(Data excerpts)
** Begin **

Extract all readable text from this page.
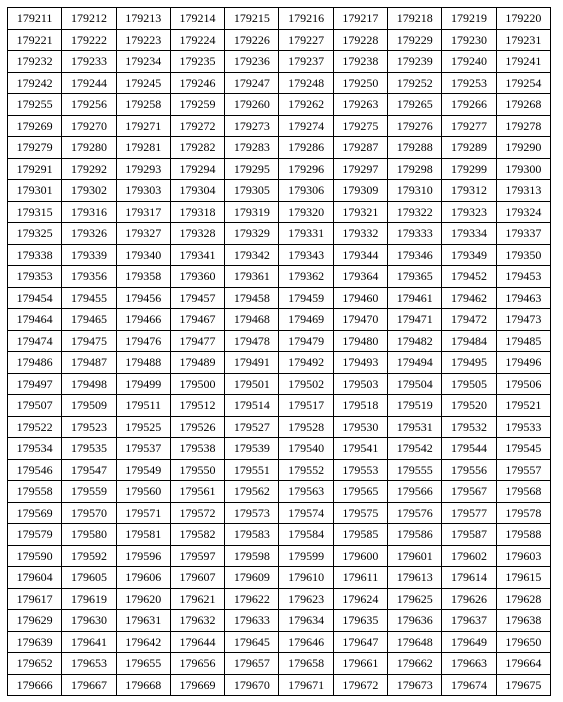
179211	179212	179213	179214	179215	179216	179217	179218	179219	179220
179221	179222	179223	179224	179226	179227	179228	179229	179230	179231
179232	179233	179234	179235	179236	179237	179238	179239	179240	179241
179242	179244	179245	179246	179247	179248	179250	179252	179253	179254
179255	179256	179258	179259	179260	179262	179263	179265	179266	179268
179269	179270	179271	179272	179273	179274	179275	179276	179277	179278
179279	179280	179281	179282	179283	179286	179287	179288	179289	179290
179291	179292	179293	179294	179295	179296	179297	179298	179299	179300
179301	179302	179303	179304	179305	179306	179309	179310	179312	179313
179315	179316	179317	179318	179319	179320	179321	179322	179323	179324
179325	179326	179327	179328	179329	179331	179332	179333	179334	179337
179338	179339	179340	179341	179342	179343	179344	179346	179349	179350
179353	179356	179358	179360	179361	179362	179364	179365	179452	179453
179454	179455	179456	179457	179458	179459	179460	179461	179462	179463
179464	179465	179466	179467	179468	179469	179470	179471	179472	179473
179474	179475	179476	179477	179478	179479	179480	179482	179484	179485
179486	179487	179488	179489	179491	179492	179493	179494	179495	179496
179497	179498	179499	179500	179501	179502	179503	179504	179505	179506
179507	179509	179511	179512	179514	179517	179518	179519	179520	179521
179522	179523	179525	179526	179527	179528	179530	179531	179532	179533
179534	179535	179537	179538	179539	179540	179541	179542	179544	179545
179546	179547	179549	179550	179551	179552	179553	179555	179556	179557
179558	179559	179560	179561	179562	179563	179565	179566	179567	179568
179569	179570	179571	179572	179573	179574	179575	179576	179577	179578
179579	179580	179581	179582	179583	179584	179585	179586	179587	179588
179590	179592	179596	179597	179598	179599	179600	179601	179602	179603
179604	179605	179606	179607	179609	179610	179611	179613	179614	179615
179617	179619	179620	179621	179622	179623	179624	179625	179626	179628
179629	179630	179631	179632	179633	179634	179635	179636	179637	179638
179639	179641	179642	179644	179645	179646	179647	179648	179649	179650
179652	179653	179655	179656	179657	179658	179661	179662	179663	179664
179666	179667	179668	179669	179670	179671	179672	179673	179674	179675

** End **

- Written exercise: Output every entry word for word, but omit the pictures.

- Task response:
Extract all readable text from this page.
179211	179212	179213	179214	179215	179216	179217	179218	179219	179220
179221	179222	179223	179224	179226	179227	179228	179229	179230	179231
179232	179233	179234	179235	179236	179237	179238	179239	179240	179241
179242	179244	179245	179246	179247	179248	179250	179252	179253	179254
179255	179256	179258	179259	179260	179262	179263	179265	179266	179268
179269	179270	179271	179272	179273	179274	179275	179276	179277	179278
179279	179280	179281	179282	179283	179286	179287	179288	179289	179290
179291	179292	179293	179294	179295	179296	179297	179298	179299	179300
179301	179302	179303	179304	179305	179306	179309	179310	179312	179313
179315	179316	179317	179318	179319	179320	179321	179322	179323	179324
179325	179326	179327	179328	179329	179331	179332	179333	179334	179337
179338	179339	179340	179341	179342	179343	179344	179346	179349	179350
179353	179356	179358	179360	179361	179362	179364	179365	179452	179453
179454	179455	179456	179457	179458	179459	179460	179461	179462	179463
179464	179465	179466	179467	179468	179469	179470	179471	179472	179473
179474	179475	179476	179477	179478	179479	179480	179482	179484	179485
179486	179487	179488	179489	179491	179492	179493	179494	179495	179496
179497	179498	179499	179500	179501	179502	179503	179504	179505	179506
179507	179509	179511	179512	179514	179517	179518	179519	179520	179521
179522	179523	179525	179526	179527	179528	179530	179531	179532	179533
179534	179535	179537	179538	179539	179540	179541	179542	179544	179545
179546	179547	179549	179550	179551	179552	179553	179555	179556	179557
179558	179559	179560	179561	179562	179563	179565	179566	179567	179568
179569	179570	179571	179572	179573	179574	179575	179576	179577	179578
179579	179580	179581	179582	179583	179584	179585	179586	179587	179588
179590	179592	179596	179597	179598	179599	179600	179601	179602	179603
179604	179605	179606	179607	179609	179610	179611	179613	179614	179615
179617	179619	179620	179621	179622	179623	179624	179625	179626	179628
179629	179630	179631	179632	179633	179634	179635	179636	179637	179638
179639	179641	179642	179644	179645	179646	179647	179648	179649	179650
179652	179653	179655	179656	179657	179658	179661	179662	179663	179664
179666	179667	179668	179669	179670	179671	179672	179673	179674	179675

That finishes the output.